→ EXTRAIT ÉTUDIÉ
+-------+

Dernière mise à jour : 26 nov. 2023

Ce focus a été publié pour la première fois le 23 janvier 2023. Il a été écrit par Mme Anthéa REGOURD.


« Pendant le déroulement d’une procédure pénale, plusieurs mesures de contrainte peuvent intervenir. Tout d’abord, dans le cadre des enquêtes, la garde à vue peut être décidée, toutefois, celle-ci se déroule sur une courte durée.

En revanche, lors de l’instruction, les mesures prononcées sont plus longues et applicables uniquement au mis en examen. »


Cadre général – l’instruction préparatoire

Pendant le déroulement d’une procédure pénale, plusieurs mesures de contrainte peuvent intervenir. Tout d’abord, dans le cadre des enquêtes, la garde à vue peut être décidée, toutefois, celle-ci se déroule sur une courte durée (24 heures voire 48 heures). 


En revanche, lors de l’instruction, les mesures prononcées sont plus longues et applicables uniquement au mis en examen.


L’instruction préparatoire est ouverte par un réquisitoire introductif (émanant du Procureur de la République) ou bien par une plainte avec constitution de partie civile à destination du juge d’instruction afin d’orchestrer tous les actes nécessaires à la manifestation de la vérité. 


Elle concerne généralement les délits graves ou complexes. L’ouverture d’une information judiciaire est automatique en matière criminelle.



Il sera question dans ce focus, d’évoquer les mesures de contrainte intervenant pendant l’instruction ; ces dernières étant prévues par l’article 137 du Code de procédure pénale.


Ces mesures sont décidées soit par le juge d’instruction, soit par le juge des libertés et de la détention de manière crescendo, c’est-à-dire que le magistrat envisagera en premier lieu un contrôle judiciaire, puis si cela n’est pas suffisant, il envisagera une assignation à résidence avec surveillance électronique (ARSE) puis, à titre exceptionnel, la personne pourra être placée en détention provisoire. 


Les magistrats au cœur de l’instruction

Le procureur de la République, aussi appelé ministère public, est le pivot de la procédure pénale, il intervient à tous les stades de cette dernière. Par ailleurs, ses réquisitions représentent la majeure partie des ouvertures d’instruction. Il est celui qui saisit le juge d’instruction d’une demande de placement sous une mesure de contrainte. 


Le juge d’instruction est le chef d’orchestre de l’instruction. Il peut, soit être saisi par le Procureur de la République après un réquisitoire introductif d’instance, soit par une plainte avec constitution de partie civile. Il a la possibilité de prononcer un contrôle judiciaire ou une assignation à résidence sous surveillance électronique.

+-------+

→ DONNÉES FOURNIES
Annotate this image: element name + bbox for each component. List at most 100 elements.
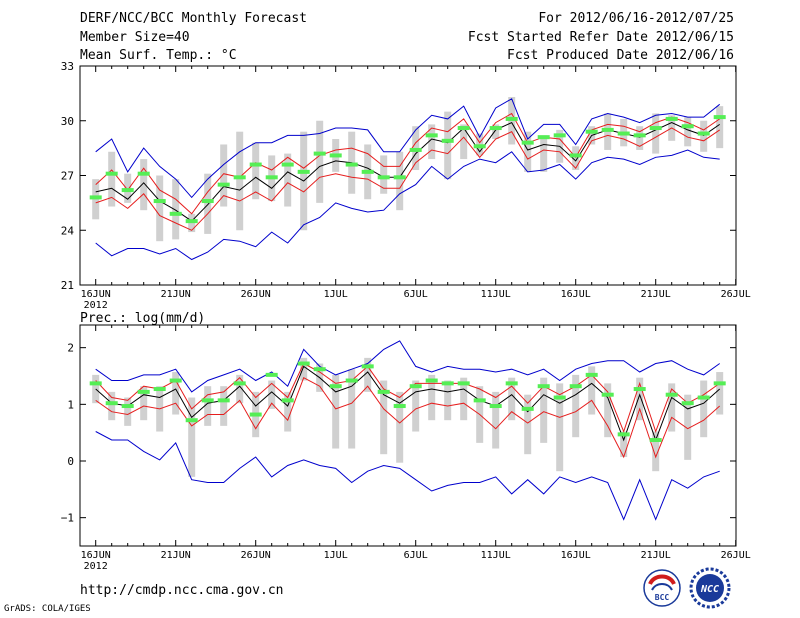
temp-range-bar [204,173,212,234]
temp-marker [633,133,646,138]
temp-marker [425,133,438,138]
prec-marker [169,378,182,383]
prec-range-bar [556,383,564,472]
prec-marker [393,404,406,409]
prec-marker [217,398,230,403]
temp-marker [377,175,390,180]
prec-marker [281,398,294,403]
temp-marker [601,127,614,132]
prec-marker [361,364,374,369]
logos: BCC NCC [643,567,731,609]
temp-marker [521,140,534,145]
temp-range-bar [108,151,116,207]
temp-x-tick-label: 26JUL [721,289,751,300]
prec-x-tick-label: 21JUL [641,550,671,561]
temp-marker [121,188,134,193]
temp-marker [233,175,246,180]
prec-range-bar [236,374,244,404]
temp-y-tick-label: 27 [61,170,74,183]
prec-y-tick-label: 1 [67,398,74,411]
temp-marker [489,126,502,131]
grads-credit: GrADS: COLA/IGES [4,604,91,614]
temp-y-tick-label: 24 [61,224,75,237]
temp-range-bar [428,124,436,160]
prec-y-tick-label: −1 [61,512,74,525]
prec-marker [505,381,518,386]
prec-marker [313,367,326,372]
temp-range-bar [396,151,404,211]
prec-range-bar [188,397,196,477]
prec-marker [153,387,166,392]
prec-marker [633,387,646,392]
prec-range-bar [684,394,692,460]
prec-range-bar [380,380,388,455]
prec-range-bar [332,374,340,449]
temp-range-bar [700,120,708,152]
temp-marker [649,126,662,131]
temp-max-line [95,98,721,199]
prec-x-tick-label: 16JUN [81,550,111,561]
prec-range-bar [124,397,132,426]
prec-range-bar [620,431,628,458]
temp-marker [681,124,694,129]
prec-marker [521,406,534,411]
temp-range-bar [220,144,228,207]
prec-range-bar [588,366,596,415]
temp-range-bar [172,179,180,240]
prec-range-bar [300,357,308,381]
temp-min-line [95,149,720,261]
prec-marker [137,389,150,394]
temp-marker [265,175,278,180]
temp-x-tick-label: 16JUL [561,289,591,300]
temp-marker [281,162,294,167]
temp-mean-line [95,121,720,222]
temp-range-bar [156,175,164,242]
prec-marker [185,418,198,423]
temp-range-bar [444,111,452,180]
prec-marker [697,395,710,400]
prec-y-tick-label: 2 [67,342,74,355]
temp-marker [409,147,422,152]
prec-marker [713,381,726,386]
temp-range-bar [684,117,692,147]
forecast-period-label: For 2012/06/16-2012/07/25 [538,11,734,26]
prec-x-tick-label: 11JUL [481,550,511,561]
prec-marker [681,401,694,406]
prec-marker [265,372,278,377]
temp-x-tick-label: 21JUL [641,289,671,300]
prec-min-line [95,431,720,521]
temp-marker [361,169,374,174]
prec-range-bar [636,377,644,421]
prec-range-bar [364,357,372,392]
temp-range-bar [572,146,580,171]
prec-marker [201,398,214,403]
prec-range-bar [220,386,228,426]
prec-marker [297,361,310,366]
prec-x-tick-label: 16JUL [561,550,591,561]
prec-x-tick-label: 6JUL [404,550,428,561]
temp-x-tick-label: 16JUN [81,289,111,300]
prec-upper-line [95,362,720,433]
prec-range-bar [172,372,180,415]
prec-range-bar [204,386,212,426]
prec-marker [105,401,118,406]
prec-marker [345,378,358,383]
prec-marker [329,384,342,389]
prec-range-bar [428,374,436,421]
prec-range-bar [460,377,468,421]
temp-range-bar [140,159,148,211]
prec-marker [537,384,550,389]
prec-range-bar [572,374,580,438]
temp-range-bar [492,124,500,139]
temp-marker [105,171,118,176]
prec-marker [89,381,102,386]
temp-range-bar [540,135,548,172]
prec-marker [553,395,566,400]
temp-marker [313,151,326,156]
temp-x-tick-label: 21JUN [161,289,191,300]
prec-range-bar [716,372,724,415]
temp-marker [345,162,358,167]
temp-y-tick-label: 30 [61,115,74,128]
prec-marker [601,392,614,397]
temp-marker [185,219,198,224]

+-------+

→ ÉNONCÉ A
Dans le texte sur les mesures de contrainte pendant l'instruction, relevez les mesures que le magistrat peut envisager pendant l'instruction, dans l'ordre où elles sont présentées.
→ ÉNONCÉ B
Recopiez le passage du texte sur les mesures de contrainte pendant l'instruction qui s'ouvre sur les mots « Il sera question » et se clôt sur « de procédure pénale. ».
→ ÉNONCÉ C
Rédigez la suite du texte sur les mesures de contrainte pendant l'instruction, en partant de sa dernière phrase.

→ RÉPONSE ATTENDUE A
Le contrôle judiciaire, l'assignation à résidence avec surveillance électronique (ARSE), la détention provisoire.

→ RÉPONSE ATTENDUE B
Il sera question dans ce focus, d’évoquer les mesures de contrainte intervenant pendant l’instruction ; ces dernières étant prévues par l’article 137 du Code de procédure pénale.

→ RÉPONSE ATTENDUE C
Si le juge d’instruction souhaite placer un mis en examen en détention provisoire, il doit obligatoirement saisir le juge des libertés et de la détention à cette fin. En effet, le juge d’instruction a notamment perdu cette compétence avec la loi du 15 juin 2000.


Il est important de noter que le juge d’instruction ou le juge des libertés et de la détention ne sont pas dans l’obligation de suivre les réquisitions pour lesquelles ils sont saisis. 


Le contrôle judiciaire

Définition : Dans le cadre du contrôle judiciaire, prévu par les articles 138 et suivants du Code de procédure pénale, la personne reste libre mais elle est soumise à des obligations qu’elle devra respecter



Conditions : Cette mesure n’est possible que lorsqu’au minimum, une peine d’emprisonnement correctionnelle est encourue.

Ce contrôle judiciaire est généralement décidé par le juge d’instruction, après avoir décidé d’une mise en examen et avoir recueilli l’avis du procureur de la République.

Toutefois, deux autres juridictions peuvent prononcer cette mesure de contrainte :

  • Le juge des libertés et de la détention s’il n’opte pas pour une mesure plus sévère (assignation à résidence ou détention provisoire). 

  • Le tribunal correctionnel lorsqu’une comparution immédiate a été décidée et que la cour ne peut pas se réunir immédiatement, il va alors décider d’un contrôle judiciaire pour s’assurer que la personne sera présente au moment de l’audience.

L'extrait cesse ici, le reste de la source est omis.